___ MATERIAL SUPPLIED

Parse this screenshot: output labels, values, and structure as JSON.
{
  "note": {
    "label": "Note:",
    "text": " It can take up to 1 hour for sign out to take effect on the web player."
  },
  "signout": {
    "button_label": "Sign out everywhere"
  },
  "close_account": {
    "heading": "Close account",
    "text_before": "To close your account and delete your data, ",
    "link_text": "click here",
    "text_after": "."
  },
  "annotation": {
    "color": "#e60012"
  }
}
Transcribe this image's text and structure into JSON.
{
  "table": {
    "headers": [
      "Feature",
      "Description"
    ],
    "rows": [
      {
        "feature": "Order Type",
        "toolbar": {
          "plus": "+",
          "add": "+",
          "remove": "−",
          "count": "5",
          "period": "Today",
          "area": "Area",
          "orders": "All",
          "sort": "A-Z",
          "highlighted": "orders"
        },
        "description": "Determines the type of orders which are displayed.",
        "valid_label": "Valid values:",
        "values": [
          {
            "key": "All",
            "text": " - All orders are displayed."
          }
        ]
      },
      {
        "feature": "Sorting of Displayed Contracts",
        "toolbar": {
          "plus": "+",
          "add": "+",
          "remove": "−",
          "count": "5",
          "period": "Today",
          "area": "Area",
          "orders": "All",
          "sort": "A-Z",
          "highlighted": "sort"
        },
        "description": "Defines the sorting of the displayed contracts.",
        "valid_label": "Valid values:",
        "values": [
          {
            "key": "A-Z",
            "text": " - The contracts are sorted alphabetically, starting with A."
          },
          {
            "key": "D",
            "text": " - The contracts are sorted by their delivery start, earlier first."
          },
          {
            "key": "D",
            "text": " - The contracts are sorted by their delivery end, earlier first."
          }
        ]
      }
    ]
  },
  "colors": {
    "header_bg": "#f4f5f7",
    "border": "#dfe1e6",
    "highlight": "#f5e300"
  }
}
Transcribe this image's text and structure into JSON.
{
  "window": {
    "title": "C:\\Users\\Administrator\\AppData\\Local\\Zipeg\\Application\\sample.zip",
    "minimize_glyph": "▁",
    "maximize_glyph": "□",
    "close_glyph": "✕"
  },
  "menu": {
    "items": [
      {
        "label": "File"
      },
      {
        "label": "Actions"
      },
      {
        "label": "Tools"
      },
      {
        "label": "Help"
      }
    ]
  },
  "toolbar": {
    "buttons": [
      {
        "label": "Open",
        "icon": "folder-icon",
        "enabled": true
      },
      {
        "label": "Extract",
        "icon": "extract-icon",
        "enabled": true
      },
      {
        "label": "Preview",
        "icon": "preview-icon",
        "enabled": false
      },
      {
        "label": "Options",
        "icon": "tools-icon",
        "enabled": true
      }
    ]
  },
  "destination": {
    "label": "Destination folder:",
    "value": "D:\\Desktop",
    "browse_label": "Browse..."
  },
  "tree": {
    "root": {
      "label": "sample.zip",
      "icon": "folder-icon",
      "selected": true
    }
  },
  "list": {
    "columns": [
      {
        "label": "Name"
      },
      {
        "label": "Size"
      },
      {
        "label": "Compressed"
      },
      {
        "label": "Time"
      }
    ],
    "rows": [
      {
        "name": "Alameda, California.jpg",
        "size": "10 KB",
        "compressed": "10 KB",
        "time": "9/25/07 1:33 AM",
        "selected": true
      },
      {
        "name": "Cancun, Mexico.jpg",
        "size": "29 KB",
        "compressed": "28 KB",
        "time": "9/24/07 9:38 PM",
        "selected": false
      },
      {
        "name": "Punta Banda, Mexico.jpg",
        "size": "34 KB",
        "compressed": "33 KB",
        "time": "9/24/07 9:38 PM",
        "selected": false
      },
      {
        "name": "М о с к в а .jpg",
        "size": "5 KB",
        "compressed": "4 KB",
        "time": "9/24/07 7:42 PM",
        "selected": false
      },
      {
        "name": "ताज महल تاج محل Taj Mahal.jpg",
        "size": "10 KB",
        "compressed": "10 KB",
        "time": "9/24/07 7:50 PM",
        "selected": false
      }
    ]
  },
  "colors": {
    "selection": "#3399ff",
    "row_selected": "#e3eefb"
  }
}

______

* EXERCISE DIRECTIONS *
Every entry above should be retyped exactly as shown.

* OUTPUT OF THE EXERCISE *
Parse this screenshot: output labels, values, and structure as JSON.
{
  "note": {
    "label": "Note:",
    "text": " It can take up to 1 hour for sign out to take effect on the web player."
  },
  "signout": {
    "button_label": "Sign out everywhere"
  },
  "close_account": {
    "heading": "Close account",
    "text_before": "To close your account and delete your data, ",
    "link_text": "click here",
    "text_after": "."
  },
  "annotation": {
    "color": "#e60012"
  }
}
Transcribe this image's text and structure into JSON.
{
  "table": {
    "headers": [
      "Feature",
      "Description"
    ],
    "rows": [
      {
        "feature": "Order Type",
        "toolbar": {
          "plus": "+",
          "add": "+",
          "remove": "−",
          "count": "5",
          "period": "Today",
          "area": "Area",
          "orders": "All",
          "sort": "A-Z",
          "highlighted": "orders"
        },
        "description": "Determines the type of orders which are displayed.",
        "valid_label": "Valid values:",
        "values": [
          {
            "key": "All",
            "text": " - All orders are displayed."
          }
        ]
      },
      {
        "feature": "Sorting of Displayed Contracts",
        "toolbar": {
          "plus": "+",
          "add": "+",
          "remove": "−",
          "count": "5",
          "period": "Today",
          "area": "Area",
          "orders": "All",
          "sort": "A-Z",
          "highlighted": "sort"
        },
        "description": "Defines the sorting of the displayed contracts.",
        "valid_label": "Valid values:",
        "values": [
          {
            "key": "A-Z",
            "text": " - The contracts are sorted alphabetically, starting with A."
          },
          {
            "key": "D",
            "text": " - The contracts are sorted by their delivery start, earlier first."
          },
          {
            "key": "D",
            "text": " - The contracts are sorted by their delivery end, earlier first."
          }
        ]
      }
    ]
  },
  "colors": {
    "header_bg": "#f4f5f7",
    "border": "#dfe1e6",
    "highlight": "#f5e300"
  }
}
Transcribe this image's text and structure into JSON.
{
  "window": {
    "title": "C:\\Users\\Administrator\\AppData\\Local\\Zipeg\\Application\\sample.zip",
    "minimize_glyph": "▁",
    "maximize_glyph": "□",
    "close_glyph": "✕"
  },
  "menu": {
    "items": [
      {
        "label": "File"
      },
      {
        "label": "Actions"
      },
      {
        "label": "Tools"
      },
      {
        "label": "Help"
      }
    ]
  },
  "toolbar": {
    "buttons": [
      {
        "label": "Open",
        "icon": "folder-icon",
        "enabled": true
      },
      {
        "label": "Extract",
        "icon": "extract-icon",
        "enabled": true
      },
      {
        "label": "Preview",
        "icon": "preview-icon",
        "enabled": false
      },
      {
        "label": "Options",
        "icon": "tools-icon",
        "enabled": true
      }
    ]
  },
  "destination": {
    "label": "Destination folder:",
    "value": "D:\\Desktop",
    "browse_label": "Browse..."
  },
  "tree": {
    "root": {
      "label": "sample.zip",
      "icon": "folder-icon",
      "selected": true
    }
  },
  "list": {
    "columns": [
      {
        "label": "Name"
      },
      {
        "label": "Size"
      },
      {
        "label": "Compressed"
      },
      {
        "label": "Time"
      }
    ],
    "rows": [
      {
        "name": "Alameda, California.jpg",
        "size": "10 KB",
        "compressed": "10 KB",
        "time": "9/25/07 1:33 AM",
        "selected": true
      },
      {
        "name": "Cancun, Mexico.jpg",
        "size": "29 KB",
        "compressed": "28 KB",
        "time": "9/24/07 9:38 PM",
        "selected": false
      },
      {
        "name": "Punta Banda, Mexico.jpg",
        "size": "34 KB",
        "compressed": "33 KB",
        "time": "9/24/07 9:38 PM",
        "selected": false
      },
      {
        "name": "М о с к в а .jpg",
        "size": "5 KB",
        "compressed": "4 KB",
        "time": "9/24/07 7:42 PM",
        "selected": false
      },
      {
        "name": "ताज महल تاج محل Taj Mahal.jpg",
        "size": "10 KB",
        "compressed": "10 KB",
        "time": "9/24/07 7:50 PM",
        "selected": false
      }
    ]
  },
  "colors": {
    "selection": "#3399ff",
    "row_selected": "#e3eefb"
  }
}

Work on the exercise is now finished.